PROBLEM REQUIREMENTS:
Copy every line of the entries from the very first one down to the line containing "y-tick-label: 0 <box>245 338 250 347</box>", both ends included, reproducing each character unchanged.

· · · · · · ·

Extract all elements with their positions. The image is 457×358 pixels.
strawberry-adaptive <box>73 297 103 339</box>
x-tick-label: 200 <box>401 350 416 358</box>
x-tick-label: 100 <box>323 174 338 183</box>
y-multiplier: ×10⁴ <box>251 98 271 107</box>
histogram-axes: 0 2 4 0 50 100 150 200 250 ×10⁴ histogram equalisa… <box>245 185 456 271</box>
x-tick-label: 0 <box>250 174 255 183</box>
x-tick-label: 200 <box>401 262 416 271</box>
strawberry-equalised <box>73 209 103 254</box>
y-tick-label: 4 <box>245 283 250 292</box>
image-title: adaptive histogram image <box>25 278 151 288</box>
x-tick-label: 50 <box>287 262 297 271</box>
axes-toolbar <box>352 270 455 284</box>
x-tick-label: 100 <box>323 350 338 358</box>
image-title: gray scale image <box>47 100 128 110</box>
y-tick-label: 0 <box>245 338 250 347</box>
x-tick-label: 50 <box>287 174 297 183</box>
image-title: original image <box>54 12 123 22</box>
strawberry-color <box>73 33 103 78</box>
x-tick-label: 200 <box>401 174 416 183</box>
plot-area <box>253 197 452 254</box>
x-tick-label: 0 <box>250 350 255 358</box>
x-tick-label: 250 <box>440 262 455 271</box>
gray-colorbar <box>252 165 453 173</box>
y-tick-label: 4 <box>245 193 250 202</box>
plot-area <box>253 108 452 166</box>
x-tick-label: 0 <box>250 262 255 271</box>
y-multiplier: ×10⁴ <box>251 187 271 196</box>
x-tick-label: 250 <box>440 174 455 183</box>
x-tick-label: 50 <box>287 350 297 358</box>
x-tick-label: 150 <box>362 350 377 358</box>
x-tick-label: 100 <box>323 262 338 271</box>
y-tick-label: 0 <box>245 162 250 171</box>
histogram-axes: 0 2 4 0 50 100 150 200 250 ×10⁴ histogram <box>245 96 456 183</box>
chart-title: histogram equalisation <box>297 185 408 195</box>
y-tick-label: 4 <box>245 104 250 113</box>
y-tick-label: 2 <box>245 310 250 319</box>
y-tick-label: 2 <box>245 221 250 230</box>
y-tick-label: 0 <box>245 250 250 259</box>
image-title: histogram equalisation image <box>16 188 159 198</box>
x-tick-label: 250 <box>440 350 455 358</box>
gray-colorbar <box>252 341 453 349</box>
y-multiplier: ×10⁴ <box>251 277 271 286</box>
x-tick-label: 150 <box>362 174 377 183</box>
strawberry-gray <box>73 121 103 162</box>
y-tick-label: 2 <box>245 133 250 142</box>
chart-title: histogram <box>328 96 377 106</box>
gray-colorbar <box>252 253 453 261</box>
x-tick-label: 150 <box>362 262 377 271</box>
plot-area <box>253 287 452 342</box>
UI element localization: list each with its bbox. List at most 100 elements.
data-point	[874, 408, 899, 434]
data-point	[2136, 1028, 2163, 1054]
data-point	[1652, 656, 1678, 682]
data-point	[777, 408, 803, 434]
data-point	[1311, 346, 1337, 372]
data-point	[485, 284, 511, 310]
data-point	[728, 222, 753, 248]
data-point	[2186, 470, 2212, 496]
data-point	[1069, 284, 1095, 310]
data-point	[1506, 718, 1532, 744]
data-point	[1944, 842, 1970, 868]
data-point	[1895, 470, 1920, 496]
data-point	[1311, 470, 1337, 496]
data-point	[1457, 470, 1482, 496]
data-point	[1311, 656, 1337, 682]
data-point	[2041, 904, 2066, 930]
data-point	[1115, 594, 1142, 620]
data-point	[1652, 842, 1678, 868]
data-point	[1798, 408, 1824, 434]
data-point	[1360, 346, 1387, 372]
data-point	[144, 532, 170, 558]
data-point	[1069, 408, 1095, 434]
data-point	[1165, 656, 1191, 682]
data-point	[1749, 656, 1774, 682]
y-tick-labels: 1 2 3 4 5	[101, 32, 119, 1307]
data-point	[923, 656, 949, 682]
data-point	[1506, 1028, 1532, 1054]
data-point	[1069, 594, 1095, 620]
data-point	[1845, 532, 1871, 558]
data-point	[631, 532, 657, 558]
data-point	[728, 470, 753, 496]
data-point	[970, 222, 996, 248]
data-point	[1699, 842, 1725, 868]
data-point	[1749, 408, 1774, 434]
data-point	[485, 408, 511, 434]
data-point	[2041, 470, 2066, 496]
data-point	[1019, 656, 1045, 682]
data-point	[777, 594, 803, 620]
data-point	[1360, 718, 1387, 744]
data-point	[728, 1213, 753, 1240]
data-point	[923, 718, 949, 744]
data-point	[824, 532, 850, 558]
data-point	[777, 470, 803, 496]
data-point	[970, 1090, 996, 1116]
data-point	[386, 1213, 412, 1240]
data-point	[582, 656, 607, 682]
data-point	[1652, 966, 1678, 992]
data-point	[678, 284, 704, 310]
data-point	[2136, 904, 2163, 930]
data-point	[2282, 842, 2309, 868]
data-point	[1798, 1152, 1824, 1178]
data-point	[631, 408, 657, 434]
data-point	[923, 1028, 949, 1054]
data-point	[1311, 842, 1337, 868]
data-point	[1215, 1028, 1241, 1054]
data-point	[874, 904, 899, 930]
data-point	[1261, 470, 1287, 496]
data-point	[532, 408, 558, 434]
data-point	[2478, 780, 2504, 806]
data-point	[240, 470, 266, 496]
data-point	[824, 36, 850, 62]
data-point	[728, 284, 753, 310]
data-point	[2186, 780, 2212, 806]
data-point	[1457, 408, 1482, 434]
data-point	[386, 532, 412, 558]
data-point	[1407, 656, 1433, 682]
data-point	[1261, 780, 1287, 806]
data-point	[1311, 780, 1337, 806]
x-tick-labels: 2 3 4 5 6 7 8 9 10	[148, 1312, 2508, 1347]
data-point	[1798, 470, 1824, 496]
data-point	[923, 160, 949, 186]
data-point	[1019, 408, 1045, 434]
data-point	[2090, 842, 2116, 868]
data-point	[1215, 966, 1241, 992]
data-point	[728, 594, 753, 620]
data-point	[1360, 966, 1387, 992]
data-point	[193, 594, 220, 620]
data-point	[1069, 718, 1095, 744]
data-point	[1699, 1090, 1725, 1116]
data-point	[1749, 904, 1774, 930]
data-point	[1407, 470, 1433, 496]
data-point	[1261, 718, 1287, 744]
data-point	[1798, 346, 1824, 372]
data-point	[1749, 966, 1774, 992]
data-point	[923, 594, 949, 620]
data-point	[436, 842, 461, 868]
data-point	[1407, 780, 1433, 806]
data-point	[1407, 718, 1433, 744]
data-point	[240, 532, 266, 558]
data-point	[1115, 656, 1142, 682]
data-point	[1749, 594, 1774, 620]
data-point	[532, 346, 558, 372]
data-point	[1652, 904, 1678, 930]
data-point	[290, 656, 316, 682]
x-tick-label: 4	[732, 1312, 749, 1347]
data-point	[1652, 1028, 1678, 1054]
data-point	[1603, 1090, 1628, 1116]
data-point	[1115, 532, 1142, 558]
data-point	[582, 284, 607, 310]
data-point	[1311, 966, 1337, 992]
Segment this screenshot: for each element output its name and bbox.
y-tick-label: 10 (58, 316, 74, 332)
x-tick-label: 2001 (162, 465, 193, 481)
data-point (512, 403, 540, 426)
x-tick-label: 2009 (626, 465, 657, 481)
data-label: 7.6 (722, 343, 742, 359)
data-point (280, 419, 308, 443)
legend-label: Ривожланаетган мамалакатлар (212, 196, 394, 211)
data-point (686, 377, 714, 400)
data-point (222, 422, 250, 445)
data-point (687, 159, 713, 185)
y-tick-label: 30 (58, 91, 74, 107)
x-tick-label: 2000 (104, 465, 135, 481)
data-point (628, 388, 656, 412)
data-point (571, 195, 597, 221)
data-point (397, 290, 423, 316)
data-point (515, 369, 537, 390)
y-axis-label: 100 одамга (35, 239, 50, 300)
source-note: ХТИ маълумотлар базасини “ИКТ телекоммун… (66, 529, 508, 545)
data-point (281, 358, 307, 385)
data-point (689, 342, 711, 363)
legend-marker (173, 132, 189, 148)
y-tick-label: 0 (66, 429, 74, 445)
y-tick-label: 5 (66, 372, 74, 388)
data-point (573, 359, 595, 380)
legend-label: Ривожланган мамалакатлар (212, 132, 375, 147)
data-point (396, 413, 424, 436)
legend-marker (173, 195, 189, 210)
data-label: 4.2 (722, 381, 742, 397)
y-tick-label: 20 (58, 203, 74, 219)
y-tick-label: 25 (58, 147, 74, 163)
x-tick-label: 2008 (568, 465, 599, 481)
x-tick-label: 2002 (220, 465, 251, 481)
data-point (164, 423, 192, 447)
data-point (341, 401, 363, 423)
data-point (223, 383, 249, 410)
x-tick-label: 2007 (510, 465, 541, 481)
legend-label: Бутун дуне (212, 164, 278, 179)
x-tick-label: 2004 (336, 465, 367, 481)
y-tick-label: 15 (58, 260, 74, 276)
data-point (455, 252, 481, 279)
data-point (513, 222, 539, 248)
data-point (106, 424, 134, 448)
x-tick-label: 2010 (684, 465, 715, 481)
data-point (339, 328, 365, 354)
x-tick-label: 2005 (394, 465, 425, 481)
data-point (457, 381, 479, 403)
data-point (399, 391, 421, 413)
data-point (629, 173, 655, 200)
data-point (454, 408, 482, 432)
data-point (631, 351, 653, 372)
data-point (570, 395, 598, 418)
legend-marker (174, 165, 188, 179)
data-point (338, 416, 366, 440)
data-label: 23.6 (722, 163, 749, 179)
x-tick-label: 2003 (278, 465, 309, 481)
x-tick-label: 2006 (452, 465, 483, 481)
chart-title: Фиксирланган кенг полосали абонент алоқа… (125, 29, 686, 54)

· · · · · · ·

WORKED SOLUTION:
Extract all elements with their positions. The image is 457×358 pixels.
strawberry-adaptive <box>73 297 103 339</box>
x-tick-label: 200 <box>401 350 416 358</box>
x-tick-label: 100 <box>323 174 338 183</box>
y-multiplier: ×10⁴ <box>251 98 271 107</box>
histogram-axes: 0 2 4 0 50 100 150 200 250 ×10⁴ histogram equalisa… <box>245 185 456 271</box>
x-tick-label: 0 <box>250 174 255 183</box>
x-tick-label: 200 <box>401 262 416 271</box>
strawberry-equalised <box>73 209 103 254</box>
y-tick-label: 4 <box>245 283 250 292</box>
image-title: adaptive histogram image <box>25 278 151 288</box>
x-tick-label: 50 <box>287 262 297 271</box>
axes-toolbar <box>352 270 455 284</box>
x-tick-label: 100 <box>323 350 338 358</box>
image-title: gray scale image <box>47 100 128 110</box>
y-tick-label: 0 <box>245 338 250 347</box>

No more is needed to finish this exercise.